And a hypothetical wiphy_delayed_work_pending() API should therefore not
be required to be called with the wiphy mutex held.

I think that perhaps we should add such a trivial inline instead of
open-coding the timer_pending() check, but I'm not sure whether or not
it should also check the list (i.e. check if timer has expired, but work
hasn't started yet): on the one hand it seems more appropriate, and if
actually holding the wiphy mutex it would in fact be completely correct,
on the other hand maybe it encourages being sloppily thinking the return
value is always perfect?

Right now I'd tend to have the check and document that it's only
guaranteed when under the wiphy mutex.


> Forgot to mention that I am currently running a wiphy work version of
> ieee80211_color_collision_detection_work() using timer_pending() as a
> delayed_work_pending() substitute since a couple of hours and lockdep
> did not complain so far.

:)

johannes
Nicolas Cavallari Sept. 20, 2024, 11:35 a.m. UTC | #7
On 20/09/2024 10:28, Remi Pommarel wrote:
> On Thu, Sep 19, 2024 at 12:22:10PM +0200, Johannes Berg wrote:
>> On Thu, 2024-09-19 at 12:02 +0200, Nicolas Cavallari wrote:
>>>
>>>> Did I miss something ? Which one should we do ? I'm not sure of all the
>>>> implications of switching to the wiphy work queue and why it did not get
>>>> converted like the color_change_finalize_work stuff ?
>>>
>>> ieee80211_color_collision_detection_work() used to lock the wdev mutex, now it
>>> does not hold anything since 076fc8775da("wifi: cfg80211: remove wdev mutex")
···
→ **BRIEF A**: Lay out as a JSON list of strings, one string per line, the lines of the entries between the line holding "heatmap-cell: [407, 155, 414, 162]" and the line holding "heatmap-cell: [412, 313, 419, 320]", inclusive. Leave out blank lines.
···
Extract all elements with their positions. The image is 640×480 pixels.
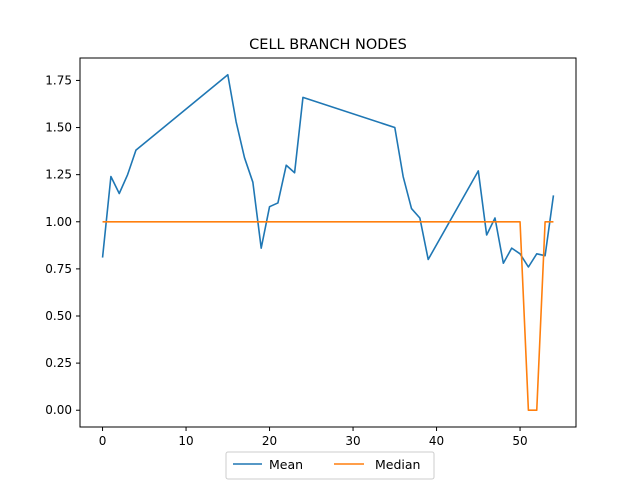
legend-box: [225, 451, 435, 480]
legend: Mean Median: [225, 451, 435, 480]
y-tick-label: 1.75: [45, 73, 72, 87]
x-tick-label: 0: [99, 434, 107, 448]
x-tick-label: 10: [178, 434, 193, 448]
legend-mean-label: Mean: [269, 457, 303, 472]
x-axis: 0 10 20 30 40 50: [99, 427, 528, 448]
x-tick-label: 30: [345, 434, 360, 448]
x-tick-label: 40: [429, 434, 444, 448]
y-tick-label: 1.50: [45, 121, 72, 135]
x-tick-label: 50: [512, 434, 527, 448]
y-tick-label: 0.50: [45, 309, 72, 323]
y-tick-label: 0.00: [45, 403, 72, 417]
y-tick-label: 1.00: [45, 215, 72, 229]
series-line-mean: [101, 73, 555, 268]
series-line-median: [102, 220, 554, 412]
axes-frame: [79, 57, 577, 428]
y-axis: 0.00 0.25 0.50 0.75 1.00 1.25 1.50 1.75: [45, 73, 80, 417]
y-tick-label: 1.25: [45, 168, 72, 182]
plot-area: [101, 73, 555, 412]
legend-median-label: Median: [375, 457, 420, 472]
y-tick-label: 0.25: [45, 356, 72, 370]
x-tick-label: 20: [262, 434, 277, 448]
chart-title: CELL BRANCH NODES: [249, 37, 407, 53]
y-tick-label: 0.75: [45, 262, 72, 276]
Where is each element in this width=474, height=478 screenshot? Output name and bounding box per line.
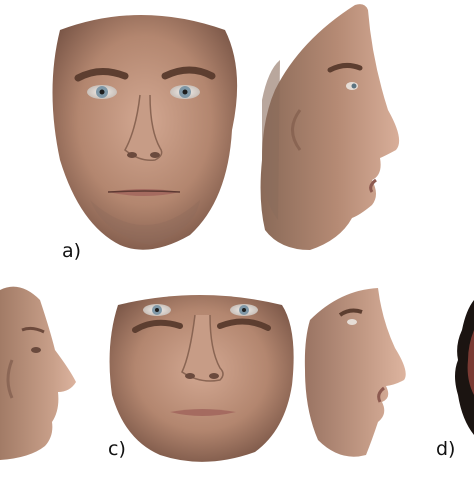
panel-a-profile-face <box>260 4 400 250</box>
head-eye <box>31 347 41 353</box>
left-brow <box>74 68 129 82</box>
c-nose <box>181 314 224 382</box>
panel-a-front-face <box>52 15 238 250</box>
profile-brow <box>327 62 363 73</box>
right-brow <box>161 66 216 80</box>
panel-c-front-face <box>109 295 294 462</box>
panel-d-head-partial <box>455 300 474 435</box>
panel-c-profile-face <box>304 288 406 457</box>
panel-label-c: c) <box>108 438 126 460</box>
panel-b-head-profile <box>0 286 76 460</box>
panel-label-a: a) <box>62 240 82 262</box>
nose <box>124 94 163 162</box>
c-profile-brow <box>338 308 363 317</box>
head-ear <box>6 359 14 399</box>
c-mouth <box>170 409 236 416</box>
c-profile-lips <box>377 386 385 403</box>
panel-label-d: d) <box>436 438 456 460</box>
c-right-brow <box>217 318 271 331</box>
c-profile-eye <box>347 319 357 325</box>
profile-lips <box>369 178 377 193</box>
c-left-brow <box>132 319 183 333</box>
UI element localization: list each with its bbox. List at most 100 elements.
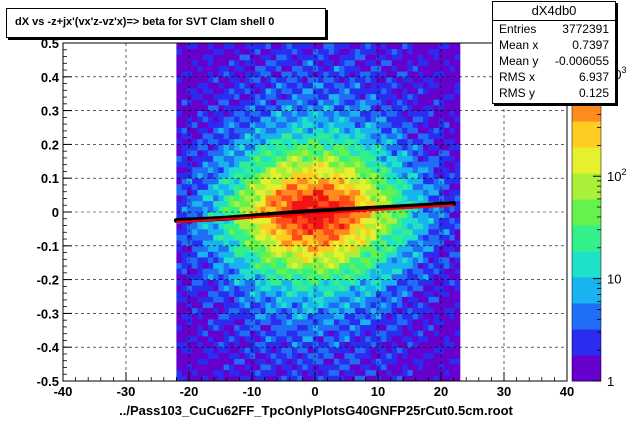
heatmap-cell: [407, 155, 414, 162]
heatmap-cell: [328, 217, 335, 224]
heatmap-cell: [255, 43, 261, 50]
heatmap-cell: [228, 324, 235, 331]
heatmap-cell: [428, 240, 435, 247]
heatmap-cell: [417, 104, 424, 111]
heatmap-cell: [244, 76, 251, 83]
heatmap-cell: [323, 257, 330, 264]
heatmap-cell: [234, 302, 240, 309]
heatmap-cell: [339, 290, 345, 297]
heatmap-cell: [291, 93, 298, 100]
heatmap-cell: [402, 150, 408, 157]
heatmap-cell: [255, 54, 261, 61]
heatmap-cell: [307, 268, 314, 275]
heatmap-cell: [433, 59, 440, 66]
heatmap-cell: [396, 290, 403, 297]
heatmap-cell: [323, 352, 330, 359]
heatmap-cell: [291, 324, 298, 331]
heatmap-cell: [255, 251, 261, 258]
heatmap-cell: [297, 217, 303, 224]
heatmap-cell: [312, 110, 319, 117]
heatmap-cell: [312, 290, 319, 297]
heatmap-cell: [407, 324, 414, 331]
heatmap-cell: [213, 121, 219, 128]
y-tick-label: -0.3: [37, 306, 59, 321]
heatmap-cell: [265, 110, 272, 117]
heatmap-cell: [307, 212, 314, 219]
heatmap-cell: [176, 82, 183, 89]
heatmap-cell: [402, 324, 408, 331]
heatmap-cell: [396, 307, 403, 314]
heatmap-cell: [375, 290, 382, 297]
heatmap-cell: [433, 313, 440, 320]
heatmap-cell: [244, 195, 251, 202]
heatmap-cell: [391, 296, 398, 303]
heatmap-cell: [454, 195, 461, 202]
heatmap-cell: [218, 121, 225, 128]
heatmap-cell: [228, 138, 235, 145]
heatmap-cell: [192, 133, 198, 140]
heatmap-cell: [323, 133, 330, 140]
heatmap-cell: [281, 99, 288, 106]
heatmap-cell: [370, 138, 377, 145]
heatmap-cell: [176, 200, 183, 207]
heatmap-cell: [244, 319, 251, 326]
heatmap-cell: [176, 335, 183, 342]
heatmap-cell: [333, 121, 340, 128]
heatmap-cell: [407, 144, 414, 151]
heatmap-cell: [255, 352, 261, 359]
heatmap-cell: [207, 319, 214, 326]
heatmap-cell: [444, 217, 450, 224]
heatmap-cell: [228, 183, 235, 190]
heatmap-cell: [396, 330, 403, 337]
heatmap-cell: [386, 82, 393, 89]
heatmap-cell: [228, 358, 235, 365]
heatmap-cell: [428, 245, 435, 252]
heatmap-cell: [412, 313, 419, 320]
stats-row-rms-x: RMS x 6.937: [499, 70, 609, 86]
heatmap-cell: [365, 172, 372, 179]
heatmap-cell: [244, 296, 251, 303]
heatmap-cell: [344, 257, 351, 264]
heatmap-cell: [354, 240, 361, 247]
heatmap-cell: [291, 268, 298, 275]
heatmap-cell: [223, 290, 230, 297]
heatmap-cell: [228, 166, 235, 173]
heatmap-cell: [270, 290, 277, 297]
heatmap-cell: [328, 127, 335, 134]
heatmap-cell: [176, 369, 183, 376]
heatmap-cell: [402, 245, 408, 252]
heatmap-cell: [302, 133, 309, 140]
heatmap-cell: [391, 369, 398, 376]
heatmap-cell: [197, 240, 204, 247]
heatmap-cell: [270, 364, 277, 371]
heatmap-cell: [286, 369, 293, 376]
heatmap-cell: [249, 183, 256, 190]
heatmap-cell: [360, 133, 366, 140]
heatmap-cell: [417, 65, 424, 72]
heatmap-cell: [438, 223, 445, 230]
heatmap-cell: [302, 358, 309, 365]
heatmap-cell: [328, 138, 335, 145]
heatmap-cell: [381, 71, 387, 78]
heatmap-cell: [428, 155, 435, 162]
heatmap-cell: [412, 335, 419, 342]
heatmap-cell: [375, 302, 382, 309]
heatmap-cell: [381, 138, 387, 145]
heatmap-cell: [202, 251, 209, 258]
heatmap-cell: [423, 324, 429, 331]
heatmap-cell: [417, 347, 424, 354]
heatmap-cell: [318, 324, 324, 331]
heatmap-cell: [176, 330, 183, 337]
heatmap-cell: [181, 245, 188, 252]
heatmap-cell: [444, 245, 450, 252]
heatmap-cell: [228, 178, 235, 185]
heatmap-cell: [186, 364, 193, 371]
heatmap-cell: [239, 296, 246, 303]
heatmap-cell: [239, 93, 246, 100]
heatmap-cell: [234, 364, 240, 371]
heatmap-cell: [339, 257, 345, 264]
heatmap-cell: [265, 347, 272, 354]
heatmap-cell: [312, 262, 319, 269]
heatmap-cell: [218, 262, 225, 269]
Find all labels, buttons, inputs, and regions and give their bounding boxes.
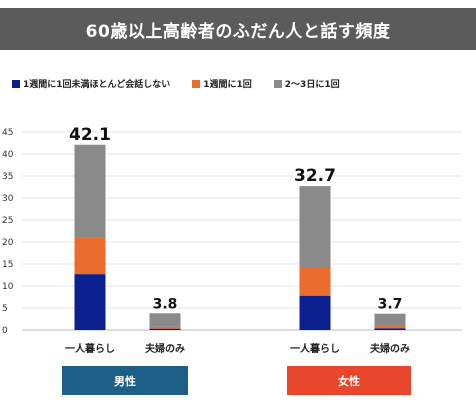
bar-segment [374,328,406,330]
y-tick-label: 40 [2,150,14,160]
legend-label-weekly: 1週間に1回 [203,80,252,90]
bar-segment [74,144,106,238]
y-tick-label: 20 [2,238,14,248]
bar-segment [374,326,406,329]
y-tick-label: 45 [2,128,13,138]
legend-swatch-weekly [192,79,201,88]
legend-swatch-every-2-3-days [273,79,282,88]
bar-segment [74,274,106,330]
data-label-total: 3.7 [378,297,403,313]
legend-swatch-under-weekly [12,79,20,88]
data-label-total: 42.1 [69,125,111,145]
x-tick-label: 夫婦のみ [144,342,185,355]
bar-segment [299,295,331,330]
legend: 1週間に1回未満ほとんど会話しない 1週間に1回 2〜3日に1回 [12,77,362,90]
legend-label-under-weekly: 1週間に1回未満ほとんど会話しない [23,80,171,90]
bar-segment [149,328,181,330]
legend-item-under-weekly: 1週間に1回未満ほとんど会話しない [12,77,170,90]
bar-segment [374,313,406,327]
y-tick-label: 5 [2,304,8,314]
y-tick-label: 25 [2,216,13,226]
bar-segment [149,313,181,327]
chart-title: 60歳以上高齢者のふだん人と話す頻度 [0,8,476,50]
legend-item-every-2-3-days: 2〜3日に1回 [273,77,340,90]
y-tick-label: 15 [2,260,13,270]
y-tick-label: 30 [2,194,14,204]
bar-segment [74,237,106,275]
group-label-female: 女性 [287,366,411,395]
y-tick-label: 10 [2,282,14,292]
data-label-total: 32.7 [294,166,336,186]
group-label-male: 男性 [62,366,188,395]
legend-label-every-2-3-days: 2〜3日に1回 [284,80,340,90]
x-tick-label: 一人暮らし [65,342,115,355]
legend-item-weekly: 1週間に1回 [192,77,252,90]
bar-segment [299,267,331,296]
bar-segment [299,186,331,268]
x-tick-label: 夫婦のみ [369,342,410,355]
bar-segment [149,326,181,329]
data-label-total: 3.8 [153,296,178,312]
stacked-bar-chart: 0 5 10 15 20 25 30 35 40 45 42.1 一人暮らし 3.8 夫婦のみ 32.7 一人… [2,125,462,355]
y-tick-label: 35 [2,172,13,182]
x-tick-label: 一人暮らし [290,342,340,355]
y-tick-label: 0 [2,326,8,336]
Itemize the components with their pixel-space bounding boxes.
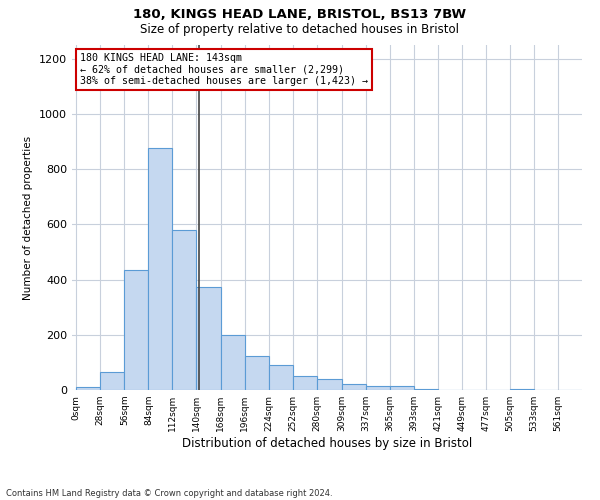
Bar bbox=[269, 365, 293, 390]
Text: Contains HM Land Registry data © Crown copyright and database right 2024.: Contains HM Land Registry data © Crown c… bbox=[6, 488, 332, 498]
Y-axis label: Number of detached properties: Number of detached properties bbox=[23, 136, 34, 300]
Bar bbox=[414, 388, 438, 390]
Bar bbox=[365, 386, 389, 390]
Bar bbox=[172, 230, 196, 390]
Bar bbox=[100, 372, 124, 390]
Text: Size of property relative to detached houses in Bristol: Size of property relative to detached ho… bbox=[140, 22, 460, 36]
Bar bbox=[341, 384, 365, 390]
X-axis label: Distribution of detached houses by size in Bristol: Distribution of detached houses by size … bbox=[182, 437, 472, 450]
Text: 180 KINGS HEAD LANE: 143sqm
← 62% of detached houses are smaller (2,299)
38% of : 180 KINGS HEAD LANE: 143sqm ← 62% of det… bbox=[80, 54, 368, 86]
Bar bbox=[293, 376, 317, 390]
Bar bbox=[76, 387, 100, 390]
Text: 180, KINGS HEAD LANE, BRISTOL, BS13 7BW: 180, KINGS HEAD LANE, BRISTOL, BS13 7BW bbox=[133, 8, 467, 20]
Bar bbox=[510, 388, 534, 390]
Bar bbox=[221, 335, 245, 390]
Bar bbox=[148, 148, 172, 390]
Bar bbox=[245, 356, 269, 390]
Bar bbox=[196, 286, 221, 390]
Bar bbox=[124, 270, 148, 390]
Bar bbox=[389, 386, 414, 390]
Bar bbox=[317, 379, 341, 390]
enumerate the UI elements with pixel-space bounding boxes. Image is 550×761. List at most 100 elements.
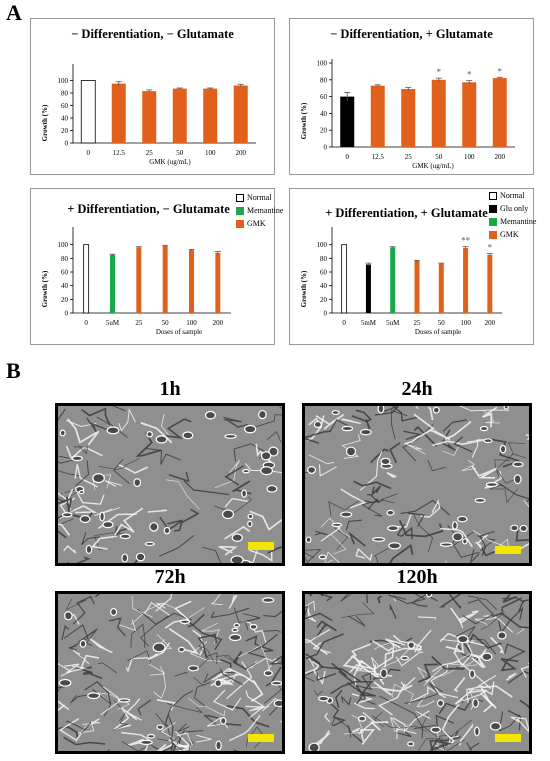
y-tick-label-4: 80: [61, 255, 69, 263]
bar-chart-3: 0 20 40 60 80 100 Growth (%) 0 5uM 25 50 100 200 Dose…: [41, 227, 231, 336]
panel-label-a: A: [6, 0, 22, 25]
bar-4: [189, 250, 194, 313]
legend-swatch-3: [489, 230, 497, 239]
y-tick-label-0: 0: [65, 310, 69, 318]
x-tick-label-2: 25: [146, 149, 154, 157]
y-tick-label-0: 0: [324, 310, 328, 318]
bar-1: [111, 83, 126, 143]
y-tick-label-1: 20: [61, 127, 69, 135]
x-tick-label-3: 25: [414, 319, 422, 327]
time-label-72h: 72h: [154, 566, 186, 588]
x-tick-label-4: 100: [205, 149, 216, 157]
micrograph-1h: [55, 403, 285, 566]
scale-bar-72h: [248, 734, 274, 742]
bar-2: [390, 247, 396, 313]
legend-left: Normal Memantine GMK: [236, 191, 283, 230]
x-tick-label-4: 50: [438, 319, 446, 327]
x-tick-label-1: 12.5: [372, 153, 385, 161]
x-tick-label-2: 25: [135, 319, 143, 327]
bar-3: [431, 79, 446, 147]
bar-chart-4: 0 20 40 60 80 100 Growth (%) 0 5mM 5uM 25 50 ** 100 * 2…: [300, 227, 502, 336]
scale-bar-24h: [495, 546, 521, 554]
cell-texture: [305, 406, 529, 563]
chart-title-4: + Differentiation, + Glutamate: [325, 206, 488, 220]
y-tick-label-2: 40: [61, 115, 69, 123]
chart-title-2: − Differentiation, + Glutamate: [330, 27, 493, 41]
time-label-1h: 1h: [159, 378, 181, 400]
significance-5: *: [498, 66, 503, 76]
time-label-120h: 120h: [396, 566, 438, 588]
legend-label-2: Memantine: [500, 217, 537, 226]
y-tick-label-5: 100: [317, 60, 328, 68]
bar-0: [341, 244, 348, 314]
y-tick-label-2: 40: [320, 110, 328, 118]
x-axis-label: GMK (ug/mL): [412, 162, 454, 170]
y-tick-label-1: 20: [61, 296, 69, 304]
legend-label-0: Normal: [247, 193, 272, 202]
bar-6: [487, 254, 493, 313]
x-axis-label: Doses of sample: [156, 328, 202, 336]
chart-panel-1: − Differentiation, − Glutamate 0 20 40 60 80…: [30, 18, 275, 175]
legend-swatch-2: [489, 217, 497, 226]
bar-4: [462, 82, 477, 147]
legend-swatch-1: [236, 206, 244, 215]
legend-label-1: Memantine: [247, 206, 284, 215]
legend-label-1: Glu only: [500, 204, 529, 213]
bar-5: [463, 248, 469, 313]
bar-5: [215, 252, 221, 313]
x-tick-label-4: 100: [464, 153, 475, 161]
y-tick-label-4: 80: [61, 90, 69, 98]
x-tick-label-6: 200: [485, 319, 496, 327]
legend-label-0: Normal: [500, 191, 525, 200]
bar-4: [203, 88, 218, 143]
bar-3: [162, 246, 168, 313]
significance-5: **: [461, 236, 471, 246]
chart-title-3: + Differentiation, − Glutamate: [67, 202, 230, 216]
y-tick-label-0: 0: [324, 144, 328, 152]
x-axis-label: GMK (ug/mL): [149, 158, 191, 166]
y-tick-label-3: 60: [61, 102, 69, 110]
x-tick-label-0: 0: [87, 149, 91, 157]
legend-right: Normal Glu only Memantine GMK: [489, 189, 536, 241]
y-tick-label-1: 20: [320, 296, 328, 304]
x-tick-label-3: 50: [176, 149, 184, 157]
legend-item-0: Normal: [489, 189, 536, 202]
legend-item-2: Memantine: [489, 215, 536, 228]
bar-5: [492, 78, 507, 147]
legend-label-2: GMK: [247, 219, 266, 228]
legend-item-1: Glu only: [489, 202, 536, 215]
legend-label-3: GMK: [500, 230, 519, 239]
bar-2: [136, 247, 142, 313]
x-tick-label-0: 0: [342, 319, 346, 327]
cell-texture: [305, 594, 529, 751]
legend-swatch-0: [236, 193, 244, 202]
bar-0: [340, 96, 355, 147]
bar-3: [414, 261, 420, 313]
legend-swatch-2: [236, 219, 244, 228]
y-tick-label-2: 40: [61, 282, 69, 290]
legend-swatch-0: [489, 191, 497, 200]
y-tick-label-2: 40: [320, 282, 328, 290]
scale-bar-1h: [248, 542, 274, 550]
significance-4: *: [467, 70, 472, 80]
chart-panel-2: − Differentiation, + Glutamate 0 20 40 60 80…: [289, 18, 534, 175]
scale-bar-120h: [495, 734, 521, 742]
bar-chart-2: 0 20 40 60 80 100 Growth (%) 0 12.5 25 * 50 * 100 * 200…: [300, 59, 515, 170]
y-tick-label-3: 60: [320, 93, 328, 101]
legend-item-2: GMK: [236, 217, 283, 230]
x-tick-label-5: 100: [460, 319, 471, 327]
micrograph-72h: [55, 591, 285, 754]
y-axis-label: Growth (%): [300, 102, 308, 139]
bar-0: [80, 80, 96, 144]
x-tick-label-1: 5uM: [106, 319, 120, 327]
bar-chart-1: 0 20 40 60 80 100 Growth (%) 0 12.5 25 50 100 200 GMK…: [41, 64, 256, 166]
bar-5: [233, 85, 248, 143]
legend-swatch-1: [489, 204, 497, 213]
x-tick-label-2: 25: [405, 153, 413, 161]
cell-texture: [58, 406, 282, 563]
bar-1: [365, 264, 371, 313]
x-tick-label-3: 50: [435, 153, 443, 161]
panel-label-b: B: [6, 358, 21, 383]
y-tick-label-5: 100: [317, 241, 328, 249]
chart-panel-3: + Differentiation, − Glutamate Normal Mem…: [30, 188, 283, 345]
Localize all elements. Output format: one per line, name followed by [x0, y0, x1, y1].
···
→ **BRIEF B**: Proceed with the mailing-list thread on wiphy work and the wiphy mutex from its final line.

→ **RESULT A**:
[
  "heatmap-cell: [407, 155, 414, 162]",
  "heatmap-cell: [328, 217, 335, 224]",
  "heatmap-cell: [255, 43, 261, 50]",
  "heatmap-cell: [228, 324, 235, 331]",
  "heatmap-cell: [428, 240, 435, 247]",
  "heatmap-cell: [417, 104, 424, 111]",
  "heatmap-cell: [244, 76, 251, 83]",
  "heatmap-cell: [323, 257, 330, 264]",
  "heatmap-cell: [234, 302, 240, 309]",
  "heatmap-cell: [339, 290, 345, 297]",
  "heatmap-cell: [291, 93, 298, 100]",
  "heatmap-cell: [402, 150, 408, 157]",
  "heatmap-cell: [255, 54, 261, 61]",
  "heatmap-cell: [307, 268, 314, 275]",
  "heatmap-cell: [433, 59, 440, 66]",
  "heatmap-cell: [396, 290, 403, 297]",
  "heatmap-cell: [323, 352, 330, 359]",
  "heatmap-cell: [291, 324, 298, 331]",
  "heatmap-cell: [255, 251, 261, 258]",
  "heatmap-cell: [297, 217, 303, 224]",
  "heatmap-cell: [312, 110, 319, 117]",
  "heatmap-cell: [312, 290, 319, 297]",
  "heatmap-cell: [407, 324, 414, 331]",
  "heatmap-cell: [213, 121, 219, 128]",
  "y-tick-label: -0.3: [37, 306, 59, 321]",
  "heatmap-cell: [265, 110, 272, 117]",
  "heatmap-cell: [307, 212, 314, 219]",
  "heatmap-cell: [176, 82, 183, 89]",
  "heatmap-cell: [402, 324, 408, 331]",
  "heatmap-cell: [396, 307, 403, 314]",
  "heatmap-cell: [375, 290, 382, 297]",
  "heatmap-cell: [433, 313, 440, 320]",
  "heatmap-cell: [244, 195, 251, 202]",
  "heatmap-cell: [391, 296, 398, 303]",
  "heatmap-cell: [454, 195, 461, 202]",
  "heatmap-cell: [218, 121, 225, 128]",
  "heatmap-cell: [228, 138, 235, 145]",
  "heatmap-cell: [192, 133, 198, 140]",
  "heatmap-cell: [323, 133, 330, 140]",
  "heatmap-cell: [281, 99, 288, 106]",
  "heatmap-cell: [370, 138, 377, 145]",
  "heatmap-cell: [176, 200, 183, 207]",
  "heatmap-cell: [244, 319, 251, 326]",
  "heatmap-cell: [176, 335, 183, 342]",
  "heatmap-cell: [333, 121, 340, 128]",
  "heatmap-cell: [407, 144, 414, 151]",
  "heatmap-cell: [255, 352, 261, 359]",
  "heatmap-cell: [207, 319, 214, 326]",
  "heatmap-cell: [444, 217, 450, 224]",
  "heatmap-cell: [228, 183, 235, 190]",
  "heatmap-cell: [396, 330, 403, 337]",
  "heatmap-cell: [386, 82, 393, 89]",
  "heatmap-cell: [228, 358, 235, 365]",
  "heatmap-cell: [428, 245, 435, 252]",
  "heatmap-cell: [412, 313, 419, 320]"
]

→ **RESULT B**:
>>>
>>> Also the rate limiting uses delayed_work_pending(), There is no wiphy work queue
>>> equivalent AFAIK, so the explicit lock is probably the way to go.
>>
>> That won't work, it's cancel_delayed_work_sync() under the wiphy mutex,
>> so that'll cause deadlocks (and should cause lockdep complaints about
>> them.)
> 
> Yes you are right, and AFAIU that is this kind of issue using wiphy work
> queue would prevent. With wiphy work queue if wiphy_delayed_work_cancel
> is called with wiphy lock held, work cannot be running after it returns;
> making it handy to replace cancel_delayed_work_sync() with.
> 
> So, in my opinion, switching to wiphy work queue seems to be the
> prefered solution here.
> 
> While there is no wiphy work queue equivalent of delayed_work_pending(),
> I think using timer_pending(&link->color_collision_detect_work->timer)
> to replace delayed_work_pending(), even if the semantic is a bit
> different, would be ok to fulfill the rate limiting purpose. Having the
> same delayed_work_pending() semantics on wiphy work queue would require
> to take wiphy lock which seem a bit superfluous here.
> 
> Does that make sense ?

At a cost of a spin_trylock, we can also simply take the __ratelimit() option 
(or code an equivalent) and schedule a wiphy_work immediately.

The goal is just to rate limit the work (otherwise netlink is flooded and the 
system is hosed). queue_delayed_work() and delayed_work_pending() was just an 
easy way of implementing it since it had to be a work anyway.
Remi Pommarel Sept. 20, 2024, 12:07 p.m. UTC | #8
On Fri, Sep 20, 2024 at 12:00:08PM +0200, Johannes Berg wrote:
> On Fri, 2024-09-20 at 10:41 +0200, Remi Pommarel wrote:
> > > I think using timer_pending(&link->color_collision_detect_work->timer)
> > > to replace delayed_work_pending(), even if the semantic is a bit
> > > different, would be ok to fulfill the rate limiting purpose.
> 
> I think you're right. We could as well check list_empty() or so, but it
> wouldn't make a big difference. As you say:
> 
> > > Having the
> > > same delayed_work_pending() semantics on wiphy work queue would require
> > > to take wiphy lock
> 
> To really have it known _precisely_, that's true.
> 
> > >  which seem a bit superfluous here.
> 
> It's actually simply also not possible - if we could sleep in
> ieee80211_obss_color_collision_notify() and take the wiphy mutex, we'd
> probably have done this completely differently :)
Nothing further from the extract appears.